--- start Dataset excerpts ---
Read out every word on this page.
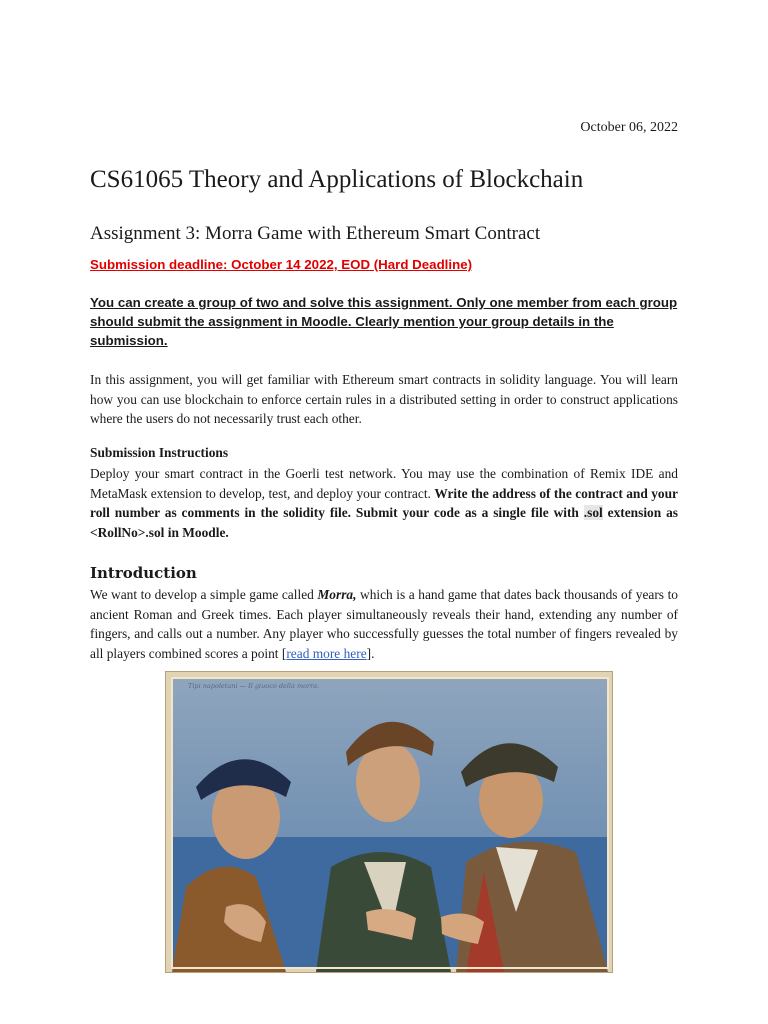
October 06, 2022
CS61065 Theory and Applications of Blockchain
Assignment 3: Morra Game with Ethereum Smart Contract
Submission deadline: October 14 2022, EOD (Hard Deadline)

You can create a group of two and solve this assignment. Only one member from each group should submit the assignment in Moodle. Clearly mention your group details in the submission.

In this assignment, you will get familiar with Ethereum smart contracts in solidity language. You will learn how you can use blockchain to enforce certain rules in a distributed setting in order to construct applications where the users do not necessarily trust each other.

Submission Instructions

Deploy your smart contract in the Goerli test network. You may use the combination of Remix IDE and MetaMask extension to develop, test, and deploy your contract. Write the address of the contract and your roll number as comments in the solidity file. Submit your code as a single file with .sol extension as <RollNo>.sol in Moodle.

Introduction

We want to develop a simple game called Morra, which is a hand game that dates back thousands of years to ancient Roman and Greek times. Each player simultaneously reveals their hand, extending any number of fingers, and calls out a number. Any player who successfully guesses the total number of fingers revealed by all players combined scores a point [read more here].

Tipi napoletani — Il giuoco della morra.
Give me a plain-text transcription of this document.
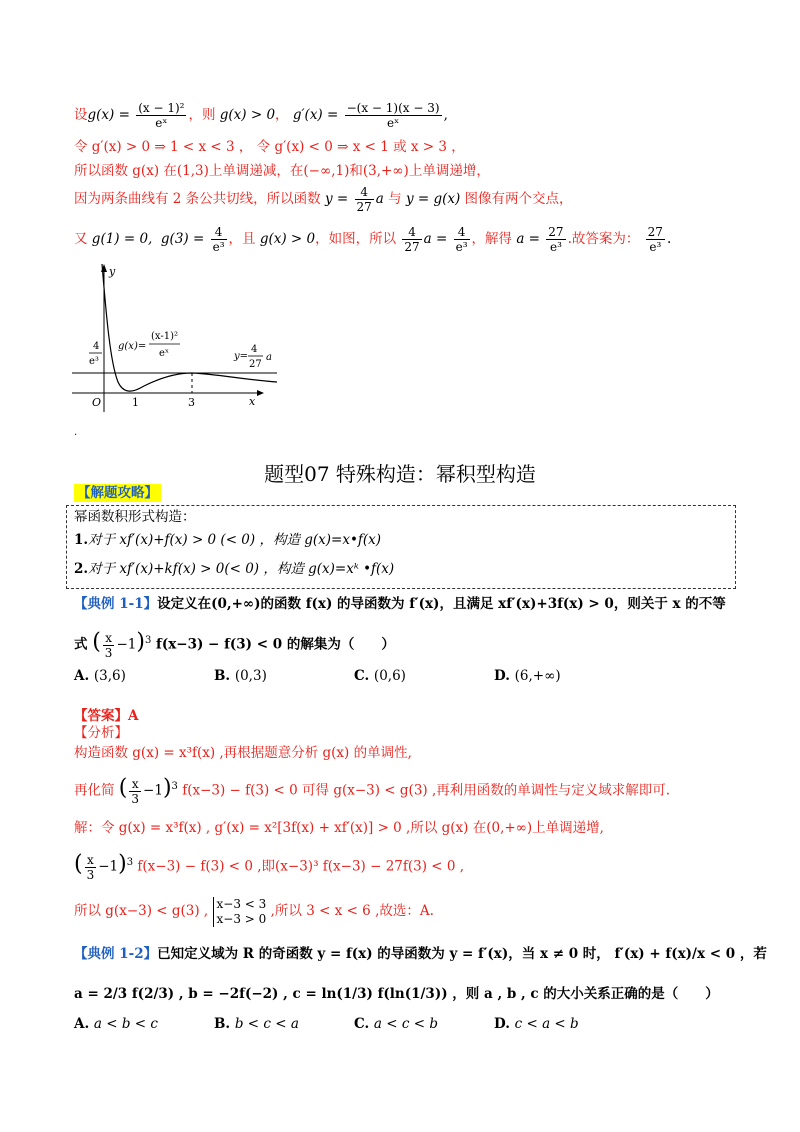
设$g(x) = \frac{\text{(x − 1)²}}{\text{eˣ}}$ ，则 g(x) > 0， $g'(x) = \frac{-(x - 1)(x - 3)}{\text{eˣ}}$ ,
令 g′(x) > 0 ⇒ 1 < x < 3 ， 令 g′(x) < 0 ⇒ x < 1 或 x > 3 ，
所以函数 g(x) 在(1,3)上单调递减，在(−∞,1)和(3,+∞)上单调递增，
因为两条曲线有 2 条公共切线，所以函数 $y = \frac{4}{27}$ a 与 y = g(x) 图像有两个交点，
又 g(1) = 0,  $g(3) = \frac{4}{\text{e³}}$ ，且 g(x) > 0，如图，所以 $\frac{4}{27}$ $a = \frac{4}{\text{e³}}$ ，解得 $a = \frac{27}{\text{e³}}$ .故答案为： $\frac{27}{\text{e³}}$ .
y
x
O	1	3
4
e³
g(x)=
(x-1)²
eˣ	y=
4
27
a
.
题型07 特殊构造：幂积型构造
【解题攻略】
幂函数积形式构造：
1.对于 xf′(x)+f(x) > 0 (< 0) ，构造 g(x)=x•f(x)
2.对于 xf′(x)+kf(x) > 0(< 0) ，构造 g(x)=xᵏ •f(x)
【典例 1-1】设定义在(0,+∞)的函数 f(x) 的导函数为 f′(x)，且满足 xf′(x)+3f(x) > 0，则关于 x 的不等
式 ( $\frac{x}{3} -1)^3$ f(x−3) − f(3) < 0 的解集为（　　）
A. (3,6)	B. (0,3)	C. (0,6)	D. (6,+∞)
【答案】A
【分析】
构造函数 g(x) = x³f(x) ,再根据题意分析 g(x) 的单调性,
再化简 ( $\frac{x}{3} -1)^3$ f(x−3) − f(3) < 0 可得 g(x−3) < g(3) ,再利用函数的单调性与定义域求解即可.
解：令 g(x) = x³f(x) , g′(x) = x²[3f(x) + xf′(x)] > 0 ,所以 g(x) 在(0,+∞)上单调递增,
( $\frac{x}{3} -1)^3$ f(x−3) − f(3) < 0 ,即(x−3)³ f(x−3) − 27f(3) < 0 ,
所以 g(x−3) < g(3) , x−3 < 3
x−3 > 0 ,所以 3 < x < 6 ,故选：A.
【典例 1-2】已知定义域为 R 的奇函数 y = f(x) 的导函数为 y = f′(x)，当 x ≠ 0 时， f′(x) + f(x)/x < 0 ，若
a = 2/3 f(2/3) , b = −2f(−2) , c = ln(1/3) f(ln(1/3)) ，则 a , b , c 的大小关系正确的是（　　）
A. a < b < c	B. b < c < a	C. a < c < b	D. c < a < b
--- end Dataset excerpts ---
**What needs to be done**
Give every line above again exactly, with no pictures.

**Task result**
Read out every word on this page.
October 06, 2022
CS61065 Theory and Applications of Blockchain
Assignment 3: Morra Game with Ethereum Smart Contract
Submission deadline: October 14 2022, EOD (Hard Deadline)

You can create a group of two and solve this assignment. Only one member from each group should submit the assignment in Moodle. Clearly mention your group details in the submission.

In this assignment, you will get familiar with Ethereum smart contracts in solidity language. You will learn how you can use blockchain to enforce certain rules in a distributed setting in order to construct applications where the users do not necessarily trust each other.

Submission Instructions

Deploy your smart contract in the Goerli test network. You may use the combination of Remix IDE and MetaMask extension to develop, test, and deploy your contract. Write the address of the contract and your roll number as comments in the solidity file. Submit your code as a single file with .sol extension as <RollNo>.sol in Moodle.

Introduction

We want to develop a simple game called Morra, which is a hand game that dates back thousands of years to ancient Roman and Greek times. Each player simultaneously reveals their hand, extending any number of fingers, and calls out a number. Any player who successfully guesses the total number of fingers revealed by all players combined scores a point [read more here].

Tipi napoletani — Il giuoco della morra.
Give me a plain-text transcription of this document.
设$g(x) = \frac{\text{(x − 1)²}}{\text{eˣ}}$ ，则 g(x) > 0， $g'(x) = \frac{-(x - 1)(x - 3)}{\text{eˣ}}$ ,
令 g′(x) > 0 ⇒ 1 < x < 3 ， 令 g′(x) < 0 ⇒ x < 1 或 x > 3 ，
所以函数 g(x) 在(1,3)上单调递减，在(−∞,1)和(3,+∞)上单调递增，
因为两条曲线有 2 条公共切线，所以函数 $y = \frac{4}{27}$ a 与 y = g(x) 图像有两个交点，
又 g(1) = 0,  $g(3) = \frac{4}{\text{e³}}$ ，且 g(x) > 0，如图，所以 $\frac{4}{27}$ $a = \frac{4}{\text{e³}}$ ，解得 $a = \frac{27}{\text{e³}}$ .故答案为： $\frac{27}{\text{e³}}$ .
y
x
O	1	3
4
e³
g(x)=
(x-1)²
eˣ	y=
4
27
a
.
题型07 特殊构造：幂积型构造
【解题攻略】
幂函数积形式构造：
1.对于 xf′(x)+f(x) > 0 (< 0) ，构造 g(x)=x•f(x)
2.对于 xf′(x)+kf(x) > 0(< 0) ，构造 g(x)=xᵏ •f(x)
【典例 1-1】设定义在(0,+∞)的函数 f(x) 的导函数为 f′(x)，且满足 xf′(x)+3f(x) > 0，则关于 x 的不等
式 ( $\frac{x}{3} -1)^3$ f(x−3) − f(3) < 0 的解集为（　　）
A. (3,6)	B. (0,3)	C. (0,6)	D. (6,+∞)
【答案】A
【分析】
构造函数 g(x) = x³f(x) ,再根据题意分析 g(x) 的单调性,
再化简 ( $\frac{x}{3} -1)^3$ f(x−3) − f(3) < 0 可得 g(x−3) < g(3) ,再利用函数的单调性与定义域求解即可.
解：令 g(x) = x³f(x) , g′(x) = x²[3f(x) + xf′(x)] > 0 ,所以 g(x) 在(0,+∞)上单调递增,
( $\frac{x}{3} -1)^3$ f(x−3) − f(3) < 0 ,即(x−3)³ f(x−3) − 27f(3) < 0 ,
所以 g(x−3) < g(3) , x−3 < 3
x−3 > 0 ,所以 3 < x < 6 ,故选：A.
【典例 1-2】已知定义域为 R 的奇函数 y = f(x) 的导函数为 y = f′(x)，当 x ≠ 0 时， f′(x) + f(x)/x < 0 ，若
a = 2/3 f(2/3) , b = −2f(−2) , c = ln(1/3) f(ln(1/3)) ，则 a , b , c 的大小关系正确的是（　　）
A. a < b < c	B. b < c < a	C. a < c < b	D. c < a < b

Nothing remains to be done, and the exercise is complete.